**RECORD SET**

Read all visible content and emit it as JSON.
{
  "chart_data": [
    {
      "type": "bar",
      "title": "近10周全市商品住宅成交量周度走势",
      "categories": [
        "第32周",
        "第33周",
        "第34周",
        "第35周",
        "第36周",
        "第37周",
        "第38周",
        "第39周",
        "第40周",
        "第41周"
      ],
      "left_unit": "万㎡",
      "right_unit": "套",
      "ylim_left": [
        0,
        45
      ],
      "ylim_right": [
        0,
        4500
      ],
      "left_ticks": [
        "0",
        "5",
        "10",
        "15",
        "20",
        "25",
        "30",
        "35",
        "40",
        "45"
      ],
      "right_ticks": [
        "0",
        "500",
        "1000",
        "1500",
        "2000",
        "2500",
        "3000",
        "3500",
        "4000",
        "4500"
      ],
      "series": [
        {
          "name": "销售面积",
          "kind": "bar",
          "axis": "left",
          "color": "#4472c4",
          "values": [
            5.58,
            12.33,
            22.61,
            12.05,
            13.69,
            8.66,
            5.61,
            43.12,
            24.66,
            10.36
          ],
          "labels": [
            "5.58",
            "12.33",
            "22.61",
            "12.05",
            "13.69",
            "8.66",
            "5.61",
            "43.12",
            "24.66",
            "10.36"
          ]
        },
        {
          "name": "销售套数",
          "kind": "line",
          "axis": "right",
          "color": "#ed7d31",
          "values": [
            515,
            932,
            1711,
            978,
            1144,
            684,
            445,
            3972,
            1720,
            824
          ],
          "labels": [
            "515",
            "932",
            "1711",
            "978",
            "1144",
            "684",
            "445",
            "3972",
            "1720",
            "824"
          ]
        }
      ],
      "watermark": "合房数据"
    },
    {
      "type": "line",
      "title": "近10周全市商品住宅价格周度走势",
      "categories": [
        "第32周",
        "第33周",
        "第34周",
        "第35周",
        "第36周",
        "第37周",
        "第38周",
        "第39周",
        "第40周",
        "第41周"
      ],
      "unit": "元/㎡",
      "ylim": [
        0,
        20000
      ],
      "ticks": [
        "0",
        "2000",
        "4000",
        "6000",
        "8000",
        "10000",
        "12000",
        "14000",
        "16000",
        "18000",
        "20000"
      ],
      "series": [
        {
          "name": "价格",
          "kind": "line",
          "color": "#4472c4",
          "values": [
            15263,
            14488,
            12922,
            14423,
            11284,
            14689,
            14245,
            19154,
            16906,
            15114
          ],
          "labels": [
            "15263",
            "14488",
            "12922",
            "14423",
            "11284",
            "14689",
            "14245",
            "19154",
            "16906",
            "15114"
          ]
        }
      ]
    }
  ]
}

**SET TASK**
Extract all the material, leaving every line as it is.

**OUTPUT FOR THIS EXERCISE**
Read all visible content and emit it as JSON.
{
  "chart_data": [
    {
      "type": "bar",
      "title": "近10周全市商品住宅成交量周度走势",
      "categories": [
        "第32周",
        "第33周",
        "第34周",
        "第35周",
        "第36周",
        "第37周",
        "第38周",
        "第39周",
        "第40周",
        "第41周"
      ],
      "left_unit": "万㎡",
      "right_unit": "套",
      "ylim_left": [
        0,
        45
      ],
      "ylim_right": [
        0,
        4500
      ],
      "left_ticks": [
        "0",
        "5",
        "10",
        "15",
        "20",
        "25",
        "30",
        "35",
        "40",
        "45"
      ],
      "right_ticks": [
        "0",
        "500",
        "1000",
        "1500",
        "2000",
        "2500",
        "3000",
        "3500",
        "4000",
        "4500"
      ],
      "series": [
        {
          "name": "销售面积",
          "kind": "bar",
          "axis": "left",
          "color": "#4472c4",
          "values": [
            5.58,
            12.33,
            22.61,
            12.05,
            13.69,
            8.66,
            5.61,
            43.12,
            24.66,
            10.36
          ],
          "labels": [
            "5.58",
            "12.33",
            "22.61",
            "12.05",
            "13.69",
            "8.66",
            "5.61",
            "43.12",
            "24.66",
            "10.36"
          ]
        },
        {
          "name": "销售套数",
          "kind": "line",
          "axis": "right",
          "color": "#ed7d31",
          "values": [
            515,
            932,
            1711,
            978,
            1144,
            684,
            445,
            3972,
            1720,
            824
          ],
          "labels": [
            "515",
            "932",
            "1711",
            "978",
            "1144",
            "684",
            "445",
            "3972",
            "1720",
            "824"
          ]
        }
      ],
      "watermark": "合房数据"
    },
    {
      "type": "line",
      "title": "近10周全市商品住宅价格周度走势",
      "categories": [
        "第32周",
        "第33周",
        "第34周",
        "第35周",
        "第36周",
        "第37周",
        "第38周",
        "第39周",
        "第40周",
        "第41周"
      ],
      "unit": "元/㎡",
      "ylim": [
        0,
        20000
      ],
      "ticks": [
        "0",
        "2000",
        "4000",
        "6000",
        "8000",
        "10000",
        "12000",
        "14000",
        "16000",
        "18000",
        "20000"
      ],
      "series": [
        {
          "name": "价格",
          "kind": "line",
          "color": "#4472c4",
          "values": [
            15263,
            14488,
            12922,
            14423,
            11284,
            14689,
            14245,
            19154,
            16906,
            15114
          ],
          "labels": [
            "15263",
            "14488",
            "12922",
            "14423",
            "11284",
            "14689",
            "14245",
            "19154",
            "16906",
            "15114"
          ]
        }
      ]
    }
  ]
}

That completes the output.